Task description - Pull every line containing "color" out of the material below.

Records provided -
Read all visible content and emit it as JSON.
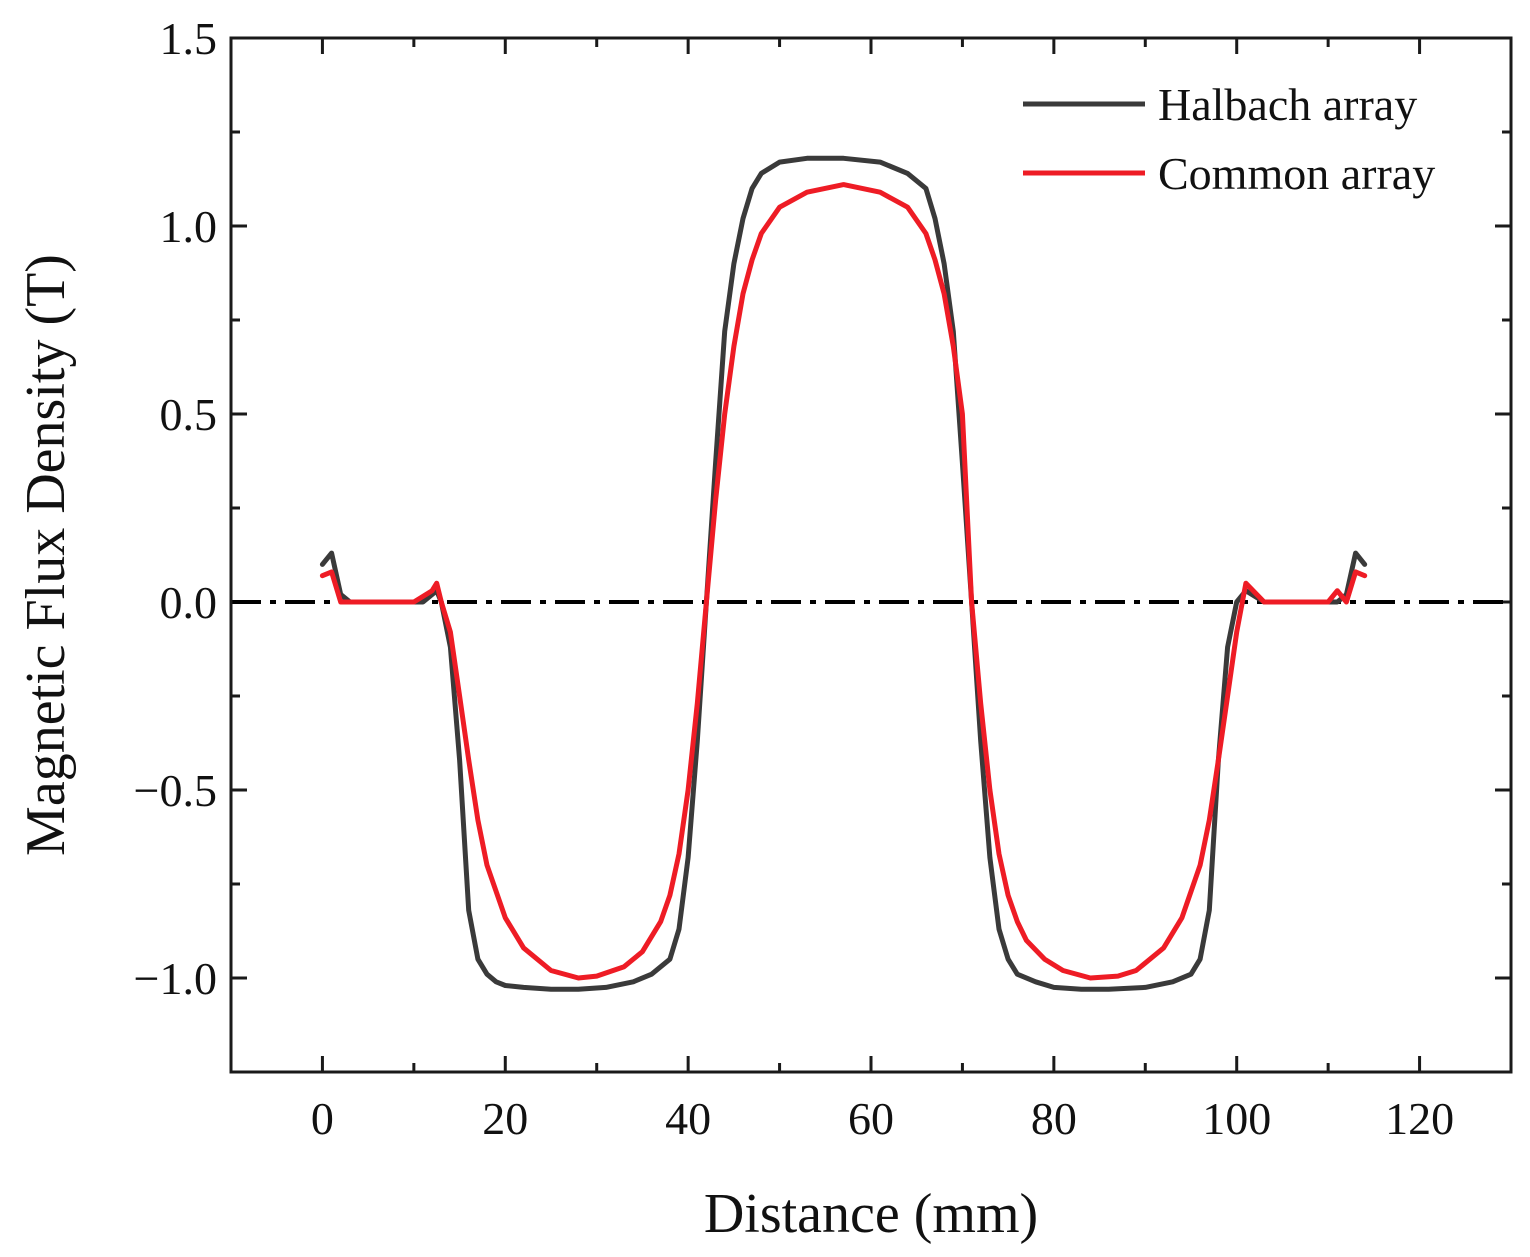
{
  "chart_data": {
    "type": "line",
    "title": "",
    "xlabel": "Distance (mm)",
    "ylabel": "Magnetic Flux Density (T)",
    "xlim": [
      -10,
      130
    ],
    "ylim": [
      -1.25,
      1.5
    ],
    "x_ticks": [
      0,
      20,
      40,
      60,
      80,
      100,
      120
    ],
    "x_tick_labels": [
      "0",
      "20",
      "40",
      "60",
      "80",
      "100",
      "120"
    ],
    "y_ticks": [
      1.5,
      1.0,
      0.5,
      0.0,
      -0.5,
      -1.0
    ],
    "y_tick_labels": [
      "1.5",
      "1.0",
      "0.5",
      "0.0",
      "−0.5",
      "−1.0"
    ],
    "grid": false,
    "legend_position": "top-right",
    "reference_line": {
      "y": 0.0,
      "style": "dash-dot",
      "color": "#000000"
    },
    "series": [
      {
        "name": "Halbach array",
        "color": "#3a3a3a",
        "x": [
          0,
          1,
          2,
          3,
          5,
          7,
          9,
          11,
          12.5,
          13,
          14,
          15,
          16,
          17,
          18,
          19,
          20,
          22,
          25,
          28,
          31,
          34,
          36,
          38,
          39,
          40,
          41,
          42,
          43,
          44,
          45,
          46,
          47,
          48,
          50,
          53,
          57,
          61,
          64,
          66,
          67,
          68,
          69,
          70,
          71,
          72,
          73,
          74,
          75,
          76,
          78,
          80,
          83,
          86,
          90,
          93,
          95,
          96,
          97,
          98,
          99,
          100,
          101,
          103,
          106,
          109,
          111,
          112,
          113,
          114
        ],
        "values": [
          0.1,
          0.13,
          0.02,
          0.0,
          0.0,
          0.0,
          0.0,
          0.0,
          0.03,
          0.0,
          -0.12,
          -0.42,
          -0.82,
          -0.95,
          -0.99,
          -1.01,
          -1.02,
          -1.025,
          -1.03,
          -1.03,
          -1.025,
          -1.01,
          -0.99,
          -0.95,
          -0.87,
          -0.68,
          -0.37,
          0.0,
          0.37,
          0.72,
          0.9,
          1.02,
          1.1,
          1.14,
          1.17,
          1.18,
          1.18,
          1.17,
          1.14,
          1.1,
          1.02,
          0.9,
          0.72,
          0.37,
          0.0,
          -0.37,
          -0.68,
          -0.87,
          -0.95,
          -0.99,
          -1.01,
          -1.025,
          -1.03,
          -1.03,
          -1.025,
          -1.01,
          -0.99,
          -0.95,
          -0.82,
          -0.42,
          -0.12,
          0.0,
          0.03,
          0.0,
          0.0,
          0.0,
          0.0,
          0.02,
          0.13,
          0.1
        ]
      },
      {
        "name": "Common array",
        "color": "#ee1c25",
        "x": [
          0,
          1,
          2,
          3,
          5,
          8,
          10,
          12,
          12.5,
          13,
          14,
          15,
          16,
          17,
          18,
          20,
          22,
          25,
          28,
          30,
          33,
          35,
          37,
          38,
          39,
          40,
          41,
          42,
          43,
          44,
          45,
          46,
          47,
          48,
          50,
          53,
          57,
          61,
          64,
          66,
          67,
          68,
          69,
          70,
          71,
          72,
          73,
          74,
          75,
          76,
          77,
          79,
          81,
          84,
          87,
          89,
          92,
          94,
          95,
          96,
          97,
          98,
          99,
          100,
          101,
          103,
          106,
          110,
          111,
          112,
          113,
          114
        ],
        "values": [
          0.07,
          0.08,
          0.0,
          0.0,
          0.0,
          0.0,
          0.0,
          0.03,
          0.05,
          0.0,
          -0.08,
          -0.25,
          -0.42,
          -0.58,
          -0.7,
          -0.84,
          -0.92,
          -0.98,
          -1.0,
          -0.995,
          -0.97,
          -0.93,
          -0.85,
          -0.78,
          -0.67,
          -0.5,
          -0.27,
          0.0,
          0.27,
          0.5,
          0.68,
          0.82,
          0.91,
          0.98,
          1.05,
          1.09,
          1.11,
          1.09,
          1.05,
          0.98,
          0.91,
          0.82,
          0.68,
          0.5,
          0.0,
          -0.27,
          -0.5,
          -0.67,
          -0.78,
          -0.85,
          -0.9,
          -0.95,
          -0.98,
          -1.0,
          -0.995,
          -0.98,
          -0.92,
          -0.84,
          -0.77,
          -0.7,
          -0.58,
          -0.42,
          -0.25,
          -0.08,
          0.05,
          0.0,
          0.0,
          0.0,
          0.03,
          0.0,
          0.08,
          0.07
        ]
      }
    ]
  }
}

Task solution -
      "color": "#000000"
        "color": "#3a3a3a",
        "color": "#ee1c25",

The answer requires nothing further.